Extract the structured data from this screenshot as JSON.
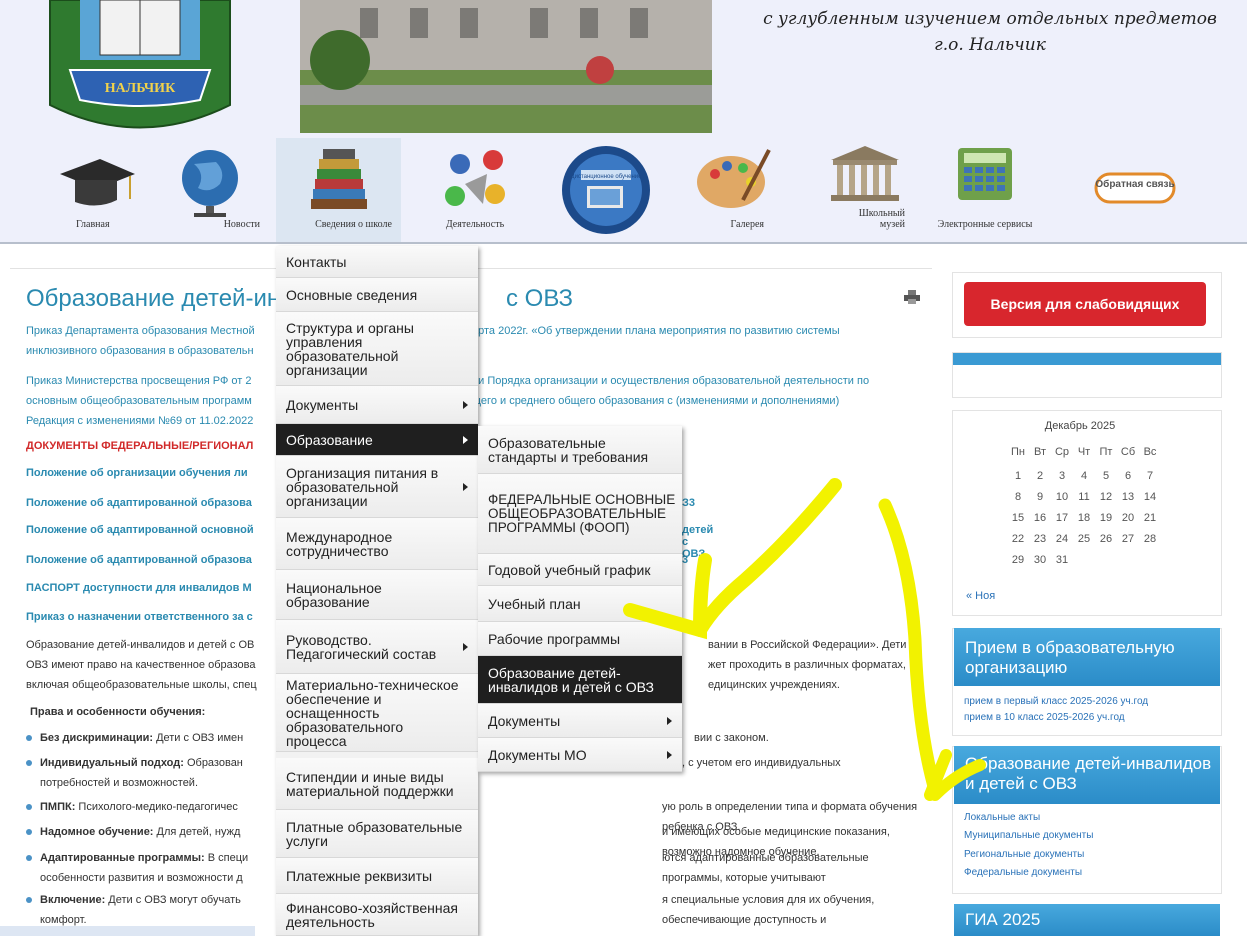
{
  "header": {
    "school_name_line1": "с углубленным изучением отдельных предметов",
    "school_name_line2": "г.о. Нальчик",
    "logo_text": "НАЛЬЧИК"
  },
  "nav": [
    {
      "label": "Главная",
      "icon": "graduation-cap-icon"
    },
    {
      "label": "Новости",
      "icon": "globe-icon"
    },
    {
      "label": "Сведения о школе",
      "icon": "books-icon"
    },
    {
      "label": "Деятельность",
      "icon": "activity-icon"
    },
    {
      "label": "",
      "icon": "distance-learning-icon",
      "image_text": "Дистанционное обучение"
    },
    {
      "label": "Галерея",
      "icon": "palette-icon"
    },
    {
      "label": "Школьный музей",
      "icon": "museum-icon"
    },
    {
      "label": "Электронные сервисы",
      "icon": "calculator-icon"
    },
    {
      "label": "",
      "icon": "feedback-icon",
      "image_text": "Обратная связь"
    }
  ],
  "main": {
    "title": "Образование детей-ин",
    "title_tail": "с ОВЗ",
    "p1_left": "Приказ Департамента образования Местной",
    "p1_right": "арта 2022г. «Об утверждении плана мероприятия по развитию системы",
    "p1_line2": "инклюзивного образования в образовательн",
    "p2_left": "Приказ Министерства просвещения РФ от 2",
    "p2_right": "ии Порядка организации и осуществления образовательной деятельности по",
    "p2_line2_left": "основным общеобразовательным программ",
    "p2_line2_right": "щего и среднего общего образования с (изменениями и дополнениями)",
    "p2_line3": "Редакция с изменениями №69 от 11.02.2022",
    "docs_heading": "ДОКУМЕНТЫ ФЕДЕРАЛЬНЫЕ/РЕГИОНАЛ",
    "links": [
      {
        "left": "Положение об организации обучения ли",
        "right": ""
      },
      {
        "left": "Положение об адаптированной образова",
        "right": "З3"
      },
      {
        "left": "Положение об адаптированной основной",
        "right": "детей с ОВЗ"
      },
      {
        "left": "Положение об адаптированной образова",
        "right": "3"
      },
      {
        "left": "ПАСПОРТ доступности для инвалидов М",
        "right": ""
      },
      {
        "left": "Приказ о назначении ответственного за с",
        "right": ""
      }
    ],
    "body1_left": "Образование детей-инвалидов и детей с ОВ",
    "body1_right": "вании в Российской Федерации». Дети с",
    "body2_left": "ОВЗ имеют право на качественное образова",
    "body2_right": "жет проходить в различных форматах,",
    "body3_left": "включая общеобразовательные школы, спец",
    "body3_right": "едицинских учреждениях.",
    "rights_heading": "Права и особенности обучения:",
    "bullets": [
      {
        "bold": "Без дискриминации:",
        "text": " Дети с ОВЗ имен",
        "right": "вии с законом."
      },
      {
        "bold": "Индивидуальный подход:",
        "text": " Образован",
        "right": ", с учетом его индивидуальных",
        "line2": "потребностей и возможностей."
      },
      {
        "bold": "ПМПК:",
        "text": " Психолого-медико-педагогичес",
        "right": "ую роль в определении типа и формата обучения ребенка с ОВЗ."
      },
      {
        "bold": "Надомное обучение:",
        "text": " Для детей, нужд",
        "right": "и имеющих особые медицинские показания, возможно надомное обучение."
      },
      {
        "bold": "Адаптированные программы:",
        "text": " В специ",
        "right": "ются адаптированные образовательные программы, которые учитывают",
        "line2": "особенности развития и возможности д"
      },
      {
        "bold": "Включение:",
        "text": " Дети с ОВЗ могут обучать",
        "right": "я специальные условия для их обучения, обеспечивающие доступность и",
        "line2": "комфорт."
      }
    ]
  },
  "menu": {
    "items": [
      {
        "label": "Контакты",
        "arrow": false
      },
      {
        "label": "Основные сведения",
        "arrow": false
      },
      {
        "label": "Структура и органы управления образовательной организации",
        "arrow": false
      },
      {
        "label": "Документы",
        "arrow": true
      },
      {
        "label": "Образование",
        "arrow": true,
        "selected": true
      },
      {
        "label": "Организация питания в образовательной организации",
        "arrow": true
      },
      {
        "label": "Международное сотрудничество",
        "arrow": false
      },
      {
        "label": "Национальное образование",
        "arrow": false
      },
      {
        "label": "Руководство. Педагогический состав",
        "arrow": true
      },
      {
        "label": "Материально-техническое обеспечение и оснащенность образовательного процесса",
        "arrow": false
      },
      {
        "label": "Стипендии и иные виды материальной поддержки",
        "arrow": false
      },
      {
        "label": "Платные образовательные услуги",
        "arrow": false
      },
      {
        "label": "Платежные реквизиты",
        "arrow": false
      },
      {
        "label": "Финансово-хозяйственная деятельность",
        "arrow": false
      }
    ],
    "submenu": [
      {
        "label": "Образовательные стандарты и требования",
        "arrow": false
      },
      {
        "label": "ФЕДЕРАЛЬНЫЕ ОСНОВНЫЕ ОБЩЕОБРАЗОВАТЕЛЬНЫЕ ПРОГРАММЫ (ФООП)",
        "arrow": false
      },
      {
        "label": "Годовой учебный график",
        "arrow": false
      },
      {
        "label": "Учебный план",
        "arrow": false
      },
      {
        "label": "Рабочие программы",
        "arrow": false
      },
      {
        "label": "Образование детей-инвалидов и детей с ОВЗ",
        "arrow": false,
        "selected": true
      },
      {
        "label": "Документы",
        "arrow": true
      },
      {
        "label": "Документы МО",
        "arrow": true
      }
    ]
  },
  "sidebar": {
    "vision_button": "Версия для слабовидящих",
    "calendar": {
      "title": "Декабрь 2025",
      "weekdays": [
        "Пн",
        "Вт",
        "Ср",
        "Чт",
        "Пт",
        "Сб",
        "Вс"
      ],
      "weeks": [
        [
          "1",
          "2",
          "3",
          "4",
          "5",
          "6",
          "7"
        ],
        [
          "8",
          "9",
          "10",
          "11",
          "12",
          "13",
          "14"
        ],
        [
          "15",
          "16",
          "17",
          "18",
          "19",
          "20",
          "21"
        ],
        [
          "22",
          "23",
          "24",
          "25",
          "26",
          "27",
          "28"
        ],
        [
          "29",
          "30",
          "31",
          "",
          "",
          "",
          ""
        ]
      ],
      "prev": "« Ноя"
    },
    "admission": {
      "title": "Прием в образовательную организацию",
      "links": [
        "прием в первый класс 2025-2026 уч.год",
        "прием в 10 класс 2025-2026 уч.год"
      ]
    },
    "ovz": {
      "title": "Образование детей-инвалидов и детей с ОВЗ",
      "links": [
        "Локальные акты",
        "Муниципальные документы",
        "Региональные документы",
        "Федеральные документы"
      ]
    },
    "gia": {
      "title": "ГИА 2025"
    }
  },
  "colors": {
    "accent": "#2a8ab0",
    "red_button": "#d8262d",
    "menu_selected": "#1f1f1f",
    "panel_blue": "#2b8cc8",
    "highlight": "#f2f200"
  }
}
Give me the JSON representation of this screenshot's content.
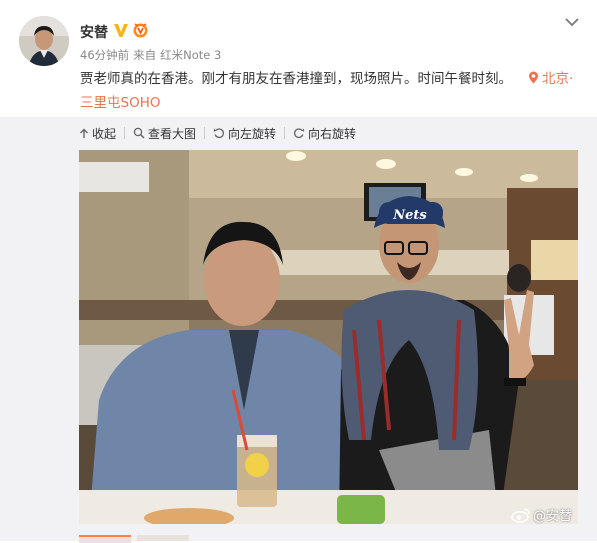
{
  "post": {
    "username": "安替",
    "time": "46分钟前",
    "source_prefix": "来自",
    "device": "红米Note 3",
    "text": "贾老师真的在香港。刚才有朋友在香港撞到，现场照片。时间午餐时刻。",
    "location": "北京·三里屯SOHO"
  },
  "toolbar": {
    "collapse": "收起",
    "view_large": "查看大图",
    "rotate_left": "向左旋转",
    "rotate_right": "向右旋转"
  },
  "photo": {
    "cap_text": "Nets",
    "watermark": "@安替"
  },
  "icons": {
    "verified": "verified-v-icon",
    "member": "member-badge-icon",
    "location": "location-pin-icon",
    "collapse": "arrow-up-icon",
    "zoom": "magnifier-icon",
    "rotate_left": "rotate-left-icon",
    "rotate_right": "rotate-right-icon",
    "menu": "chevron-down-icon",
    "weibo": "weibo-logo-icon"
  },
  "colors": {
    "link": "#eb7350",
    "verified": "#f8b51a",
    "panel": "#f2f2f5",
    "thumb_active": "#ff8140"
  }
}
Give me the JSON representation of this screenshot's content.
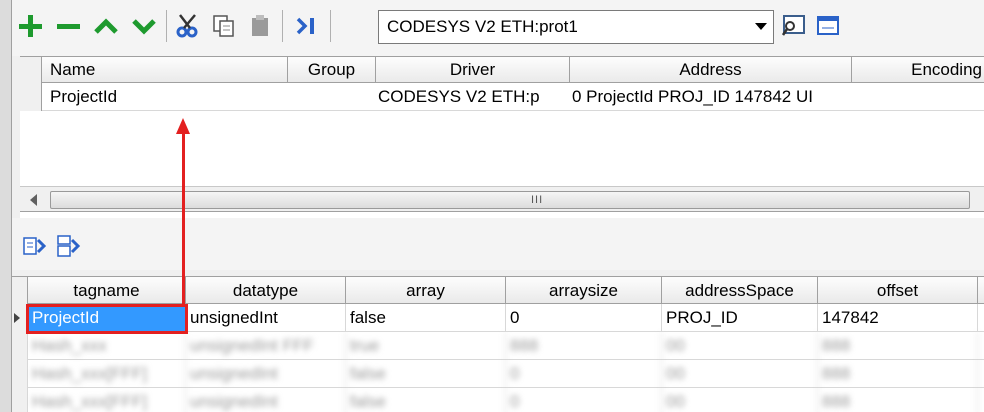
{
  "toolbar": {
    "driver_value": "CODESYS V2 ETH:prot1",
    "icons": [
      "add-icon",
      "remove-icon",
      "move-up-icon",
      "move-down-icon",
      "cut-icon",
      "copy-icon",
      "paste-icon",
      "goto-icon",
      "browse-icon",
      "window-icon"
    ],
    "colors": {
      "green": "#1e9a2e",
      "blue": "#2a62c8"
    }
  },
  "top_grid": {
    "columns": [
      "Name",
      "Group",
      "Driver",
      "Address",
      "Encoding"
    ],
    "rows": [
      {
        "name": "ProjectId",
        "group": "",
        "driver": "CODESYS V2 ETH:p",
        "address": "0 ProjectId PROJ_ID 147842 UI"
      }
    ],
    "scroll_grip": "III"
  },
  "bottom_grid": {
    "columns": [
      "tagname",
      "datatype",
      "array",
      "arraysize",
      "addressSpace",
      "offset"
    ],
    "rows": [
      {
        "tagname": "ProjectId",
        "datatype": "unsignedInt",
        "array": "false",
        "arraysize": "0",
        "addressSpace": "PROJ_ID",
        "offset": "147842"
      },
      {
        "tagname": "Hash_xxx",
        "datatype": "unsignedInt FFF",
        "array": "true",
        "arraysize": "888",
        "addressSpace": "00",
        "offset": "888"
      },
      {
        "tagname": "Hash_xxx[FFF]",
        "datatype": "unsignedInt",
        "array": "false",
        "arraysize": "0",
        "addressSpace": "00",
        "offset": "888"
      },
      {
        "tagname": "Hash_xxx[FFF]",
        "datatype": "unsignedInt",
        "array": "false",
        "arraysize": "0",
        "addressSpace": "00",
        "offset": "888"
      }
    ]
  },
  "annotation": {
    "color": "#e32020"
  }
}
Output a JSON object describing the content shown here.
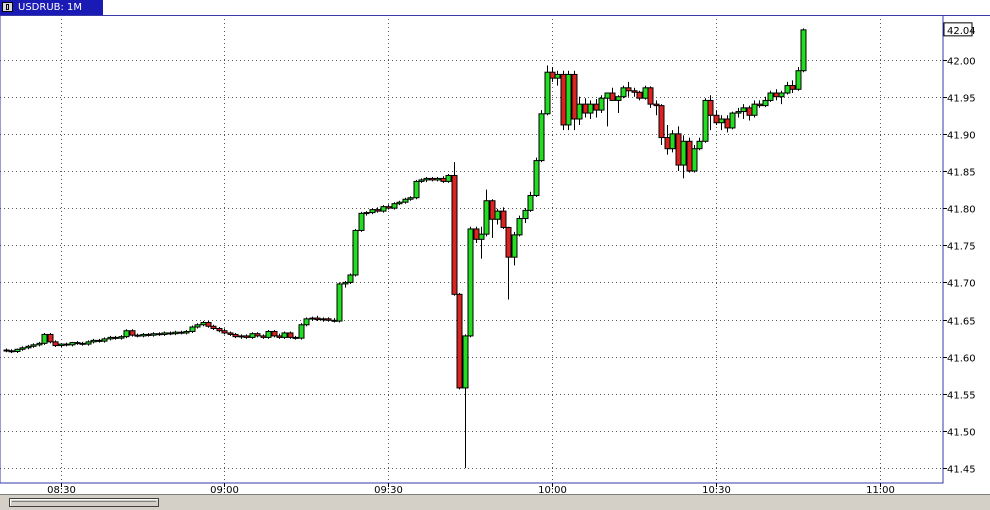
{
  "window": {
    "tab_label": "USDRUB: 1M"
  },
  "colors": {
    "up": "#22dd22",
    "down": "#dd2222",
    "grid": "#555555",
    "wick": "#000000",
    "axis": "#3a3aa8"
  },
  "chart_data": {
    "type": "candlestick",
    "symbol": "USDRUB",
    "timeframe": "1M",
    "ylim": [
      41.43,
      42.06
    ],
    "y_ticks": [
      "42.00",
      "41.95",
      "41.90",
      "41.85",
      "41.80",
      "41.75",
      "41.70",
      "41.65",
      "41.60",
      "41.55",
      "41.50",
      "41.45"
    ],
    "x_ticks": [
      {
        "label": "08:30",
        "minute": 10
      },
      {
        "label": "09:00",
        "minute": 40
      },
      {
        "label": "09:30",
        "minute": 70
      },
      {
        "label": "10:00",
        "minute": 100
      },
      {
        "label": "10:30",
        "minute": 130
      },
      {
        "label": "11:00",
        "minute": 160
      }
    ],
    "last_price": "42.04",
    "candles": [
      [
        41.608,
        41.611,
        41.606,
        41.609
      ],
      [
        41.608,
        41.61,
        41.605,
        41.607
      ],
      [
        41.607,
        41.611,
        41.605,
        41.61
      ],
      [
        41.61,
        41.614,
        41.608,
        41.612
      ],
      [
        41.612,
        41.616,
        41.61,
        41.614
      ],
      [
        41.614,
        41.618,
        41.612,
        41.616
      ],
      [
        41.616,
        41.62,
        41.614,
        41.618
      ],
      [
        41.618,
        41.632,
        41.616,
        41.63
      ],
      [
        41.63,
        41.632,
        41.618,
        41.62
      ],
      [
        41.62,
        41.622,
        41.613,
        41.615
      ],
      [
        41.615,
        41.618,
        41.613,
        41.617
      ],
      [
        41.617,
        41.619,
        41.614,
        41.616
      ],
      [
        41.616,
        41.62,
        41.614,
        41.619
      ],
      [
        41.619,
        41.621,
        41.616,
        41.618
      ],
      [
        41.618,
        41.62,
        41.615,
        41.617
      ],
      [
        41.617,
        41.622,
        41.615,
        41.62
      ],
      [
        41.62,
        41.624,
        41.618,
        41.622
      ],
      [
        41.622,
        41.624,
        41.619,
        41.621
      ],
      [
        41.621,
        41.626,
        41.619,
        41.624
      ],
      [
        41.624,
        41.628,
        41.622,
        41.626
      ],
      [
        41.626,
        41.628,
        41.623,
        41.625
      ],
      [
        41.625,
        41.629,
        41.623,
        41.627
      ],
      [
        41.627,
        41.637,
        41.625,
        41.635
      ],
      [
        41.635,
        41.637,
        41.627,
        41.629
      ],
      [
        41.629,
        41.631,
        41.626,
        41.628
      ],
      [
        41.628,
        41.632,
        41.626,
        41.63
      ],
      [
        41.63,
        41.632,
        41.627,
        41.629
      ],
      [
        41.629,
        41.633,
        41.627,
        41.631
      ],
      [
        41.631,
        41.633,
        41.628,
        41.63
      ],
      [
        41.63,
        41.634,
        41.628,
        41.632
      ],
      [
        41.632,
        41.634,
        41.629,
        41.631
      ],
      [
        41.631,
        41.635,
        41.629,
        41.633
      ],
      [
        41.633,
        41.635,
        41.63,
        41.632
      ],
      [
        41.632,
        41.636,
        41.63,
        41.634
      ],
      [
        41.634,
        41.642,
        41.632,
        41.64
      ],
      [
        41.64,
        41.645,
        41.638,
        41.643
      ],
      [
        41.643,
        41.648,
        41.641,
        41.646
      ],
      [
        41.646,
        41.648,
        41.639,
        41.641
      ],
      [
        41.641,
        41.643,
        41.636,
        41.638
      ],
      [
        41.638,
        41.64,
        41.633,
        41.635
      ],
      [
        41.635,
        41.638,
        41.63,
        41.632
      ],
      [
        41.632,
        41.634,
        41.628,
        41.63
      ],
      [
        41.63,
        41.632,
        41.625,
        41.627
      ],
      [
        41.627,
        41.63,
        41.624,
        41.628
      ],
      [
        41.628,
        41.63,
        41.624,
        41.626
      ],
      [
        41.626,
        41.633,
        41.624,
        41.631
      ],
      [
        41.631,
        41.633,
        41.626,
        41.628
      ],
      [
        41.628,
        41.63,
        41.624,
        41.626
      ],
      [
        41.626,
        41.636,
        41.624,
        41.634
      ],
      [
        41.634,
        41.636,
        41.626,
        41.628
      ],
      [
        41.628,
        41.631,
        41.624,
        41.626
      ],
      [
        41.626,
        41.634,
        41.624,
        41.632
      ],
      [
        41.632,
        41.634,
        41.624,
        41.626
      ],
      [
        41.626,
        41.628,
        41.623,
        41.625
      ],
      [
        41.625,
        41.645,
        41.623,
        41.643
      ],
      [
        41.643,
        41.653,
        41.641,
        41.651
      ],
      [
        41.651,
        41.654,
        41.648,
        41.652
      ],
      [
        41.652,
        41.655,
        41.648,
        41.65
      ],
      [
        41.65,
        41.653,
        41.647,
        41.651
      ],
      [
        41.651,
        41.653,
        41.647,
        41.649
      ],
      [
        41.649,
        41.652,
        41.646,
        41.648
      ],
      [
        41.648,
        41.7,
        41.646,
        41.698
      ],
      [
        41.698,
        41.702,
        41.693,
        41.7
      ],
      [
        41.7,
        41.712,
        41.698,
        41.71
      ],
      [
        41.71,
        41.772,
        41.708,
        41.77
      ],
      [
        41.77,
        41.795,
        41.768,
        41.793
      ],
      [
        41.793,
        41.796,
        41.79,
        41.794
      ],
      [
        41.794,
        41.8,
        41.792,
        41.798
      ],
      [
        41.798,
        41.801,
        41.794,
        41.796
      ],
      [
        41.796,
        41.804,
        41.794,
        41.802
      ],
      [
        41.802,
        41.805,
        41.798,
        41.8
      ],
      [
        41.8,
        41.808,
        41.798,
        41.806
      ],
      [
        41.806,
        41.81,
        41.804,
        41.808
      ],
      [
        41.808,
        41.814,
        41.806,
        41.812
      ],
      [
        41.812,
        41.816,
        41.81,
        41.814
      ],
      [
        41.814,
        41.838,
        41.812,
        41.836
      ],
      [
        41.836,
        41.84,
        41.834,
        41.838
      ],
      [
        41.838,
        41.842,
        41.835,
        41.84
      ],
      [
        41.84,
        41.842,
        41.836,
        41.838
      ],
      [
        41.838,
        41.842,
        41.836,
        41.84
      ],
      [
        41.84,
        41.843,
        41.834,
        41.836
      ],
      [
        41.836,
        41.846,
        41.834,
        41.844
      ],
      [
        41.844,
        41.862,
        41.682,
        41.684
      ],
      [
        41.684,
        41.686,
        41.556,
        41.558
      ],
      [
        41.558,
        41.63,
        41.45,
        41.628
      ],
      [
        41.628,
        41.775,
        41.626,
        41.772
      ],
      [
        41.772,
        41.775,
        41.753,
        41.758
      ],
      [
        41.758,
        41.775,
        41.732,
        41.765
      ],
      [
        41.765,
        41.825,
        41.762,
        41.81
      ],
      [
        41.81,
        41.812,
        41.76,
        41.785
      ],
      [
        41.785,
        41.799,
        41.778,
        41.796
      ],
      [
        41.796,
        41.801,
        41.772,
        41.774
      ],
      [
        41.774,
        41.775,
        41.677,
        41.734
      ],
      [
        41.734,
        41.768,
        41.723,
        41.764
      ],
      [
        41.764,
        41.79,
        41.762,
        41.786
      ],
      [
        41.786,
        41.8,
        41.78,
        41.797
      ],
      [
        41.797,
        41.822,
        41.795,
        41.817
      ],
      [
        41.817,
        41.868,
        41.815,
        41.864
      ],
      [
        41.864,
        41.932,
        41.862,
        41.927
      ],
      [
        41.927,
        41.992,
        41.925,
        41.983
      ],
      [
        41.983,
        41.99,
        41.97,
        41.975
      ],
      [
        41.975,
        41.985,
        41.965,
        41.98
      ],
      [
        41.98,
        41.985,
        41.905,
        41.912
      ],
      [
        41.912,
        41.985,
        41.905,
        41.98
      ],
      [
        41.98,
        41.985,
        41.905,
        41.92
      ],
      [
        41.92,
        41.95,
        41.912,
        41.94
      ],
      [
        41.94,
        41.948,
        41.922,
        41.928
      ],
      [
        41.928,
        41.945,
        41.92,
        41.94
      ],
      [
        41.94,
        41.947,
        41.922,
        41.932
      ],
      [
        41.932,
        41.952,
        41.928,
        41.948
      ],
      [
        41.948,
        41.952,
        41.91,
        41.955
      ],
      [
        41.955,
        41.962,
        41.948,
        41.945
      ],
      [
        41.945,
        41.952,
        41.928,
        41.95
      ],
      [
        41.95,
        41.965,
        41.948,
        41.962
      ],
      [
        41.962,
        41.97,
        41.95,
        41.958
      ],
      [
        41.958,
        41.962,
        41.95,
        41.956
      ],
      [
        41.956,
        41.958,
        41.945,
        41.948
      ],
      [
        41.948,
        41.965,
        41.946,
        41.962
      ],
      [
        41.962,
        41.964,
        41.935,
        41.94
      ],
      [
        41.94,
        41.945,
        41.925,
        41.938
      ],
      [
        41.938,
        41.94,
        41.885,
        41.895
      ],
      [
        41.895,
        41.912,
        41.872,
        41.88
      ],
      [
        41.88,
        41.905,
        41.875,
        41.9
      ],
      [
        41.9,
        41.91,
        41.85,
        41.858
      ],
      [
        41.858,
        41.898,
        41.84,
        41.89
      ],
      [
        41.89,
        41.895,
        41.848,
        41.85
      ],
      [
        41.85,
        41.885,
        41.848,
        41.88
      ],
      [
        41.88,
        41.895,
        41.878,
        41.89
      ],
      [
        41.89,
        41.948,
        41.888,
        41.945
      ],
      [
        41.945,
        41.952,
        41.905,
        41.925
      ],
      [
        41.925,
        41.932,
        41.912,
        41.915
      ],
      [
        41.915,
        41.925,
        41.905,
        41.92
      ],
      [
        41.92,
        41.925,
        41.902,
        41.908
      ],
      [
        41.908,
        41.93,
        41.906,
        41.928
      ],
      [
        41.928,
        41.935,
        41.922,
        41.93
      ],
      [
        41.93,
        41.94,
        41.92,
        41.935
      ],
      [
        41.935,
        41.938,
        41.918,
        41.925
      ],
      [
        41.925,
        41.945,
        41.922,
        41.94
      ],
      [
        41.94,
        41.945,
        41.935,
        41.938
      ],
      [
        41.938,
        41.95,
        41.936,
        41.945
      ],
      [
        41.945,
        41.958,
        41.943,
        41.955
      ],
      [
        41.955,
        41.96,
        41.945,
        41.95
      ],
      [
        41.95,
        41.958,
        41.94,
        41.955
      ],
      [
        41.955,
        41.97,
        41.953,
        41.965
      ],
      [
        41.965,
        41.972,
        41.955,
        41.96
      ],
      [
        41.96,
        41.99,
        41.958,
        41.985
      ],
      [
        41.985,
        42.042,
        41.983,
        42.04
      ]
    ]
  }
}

#### [DIRECTIONS]
Report how many lines of the listing hold the word "Положение", with nothing but the number.

#### [FULL ANSWER]
4